[Assignment A]
Answer these questions using the article on luxury living in Southeast Asia.
(i) What three elements have savvy investors put in place of "location, location, location"?
(ii) Of which property development firm is Christopher Lim the CEO?
(iii) How many member states does the ASEAN region have?
[Assignment B] Continue the article on luxury living in Southeast Asia from where it stops.

[Text for analysis]
Southeast Asia: The Next Destination in Luxury Living

Why the rich are looking to Southeast Asia for their next big property purchase.
Thursday 7 June 2018
Photo: iStock

Not a world apart from Tokyo, Hong Kong or Shanghai, luxury living is no longer the exception in cities such as Singapore, Kuala Lumpur or Bangkok where more and more global high-flyers call home.

A coveted address or bespoke abode speaks volumes about one’s lot and level in life.

These days, it’s more than just about ‘location, location, location’ as savvy investors have substituted that old adage with Location, Concept and Pricing.

These are the elements that will make or break a piece of real estate. One such investor is Christopher Lim, CEO of property development firm Triterra Metropolis.

“The Klang Valley is not only experiencing a migration boom locally but is also benefiting from the growing ASEAN region and cross-border collaborations,” Lim says, using Malaysia as an example.

“Malaysia has the right fundamentals in population growth – a young population, infrastructure boom within the Klang Valley and favourable government policies to attract foreign participation in our economy in line with ASEAN’s integration,” Lim adds.

“Our property market is always regarded as very reasonable and open compared to other cities in the region and very attractive to investors from abroad, even in the luxury segment.”

But what exactly makes a neighbourhood exclusive? Is it merely a place that is desired by many, but within the reach of a few?

There are more factors to consider.

phuket-villa - southeast asia
Photo: iStock

Related: ASEAN: Is There a Point To It

Trends and Factors

Asia has not been spared from the economic turmoil of recent years but many believe that ASEAN in particular is set to boom once the emerging economies come of age.

Accords are struck to encourage and enhance trade, especially with China. With that comes an influx of investments and people as the ASEAN region and its 10 member states become the next investment frontier. But where, oh where, will they live?

Too big or too small?

The property market – especially the luxury market – is expected to be sluggish this year. But then again, all sectors are still recovering from a challenging period. Any lethargy in this segment may be put down to “wrong sizing” where the market takes a hit due to mismatched products; not everyone wants a Bentley when a Beemer will do, for now.

[Material shown]
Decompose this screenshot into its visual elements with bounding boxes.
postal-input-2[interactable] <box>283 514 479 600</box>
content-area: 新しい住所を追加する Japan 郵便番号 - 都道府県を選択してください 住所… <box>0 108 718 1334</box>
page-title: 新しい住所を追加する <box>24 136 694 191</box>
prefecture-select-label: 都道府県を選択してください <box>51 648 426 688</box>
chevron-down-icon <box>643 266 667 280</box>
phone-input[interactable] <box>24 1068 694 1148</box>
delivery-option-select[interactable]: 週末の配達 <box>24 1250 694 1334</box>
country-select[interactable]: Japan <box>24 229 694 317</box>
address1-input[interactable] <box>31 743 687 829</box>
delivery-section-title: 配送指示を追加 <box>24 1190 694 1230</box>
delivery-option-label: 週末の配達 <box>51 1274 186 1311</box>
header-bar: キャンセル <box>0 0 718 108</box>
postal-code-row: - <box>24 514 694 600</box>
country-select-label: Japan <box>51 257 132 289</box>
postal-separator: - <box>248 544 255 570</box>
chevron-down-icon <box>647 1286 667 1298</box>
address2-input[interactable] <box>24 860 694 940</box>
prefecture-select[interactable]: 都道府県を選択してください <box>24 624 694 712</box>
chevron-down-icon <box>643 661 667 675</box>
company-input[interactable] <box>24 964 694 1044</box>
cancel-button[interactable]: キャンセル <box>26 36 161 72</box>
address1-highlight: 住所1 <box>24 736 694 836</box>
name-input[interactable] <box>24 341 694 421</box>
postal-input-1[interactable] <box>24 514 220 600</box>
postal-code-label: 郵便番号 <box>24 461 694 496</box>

[Task answer A]
(i) Location, Concept and Pricing.
(ii) Triterra Metropolis.
(iii) 10.

[Task answer B]
Who’s coming over?

Philip Gan, principal and co-founder of Property Hub’s KLCC branch believes that although the appeal of KL as a business and investment hub is still strong, the profile of the people flocking to Malaysia is changing.

“The transformation of Kuala Lumpur over the past decade has been monumental in terms of its impact on the wider economy and the composition of visitors to Malaysia,” says Gan.

“What we’re seeing today is that long-term visitors to Malaysia are typically richer, younger and they are bringing their families here, also drawn by the plethora of excellent education and healthcare options.

“As Malaysia becomes a regional business hub and the gateway to ASEAN for many companies, branded residences and well-planned suburban enclaves which offer a more complete lifestyle such as Desa ParkCity are highly sought after,” he concluded.

A name to be proud of

The emergence of branded residences to boost tourism stems from familiarity with world travellers. It was forecast that by 2020, Malaysia would require 37,000 new 4-star and 5-star hotel rooms.

Branded residences will go some way in catering to a discerning set who require a little more permanence but with all the trimmings, particularly in the Central Business District (CBD), with major players Banyan Tree, W, Ritz-Carlton, St Regis, Four Seasons and Kempinski already catering to this crowd.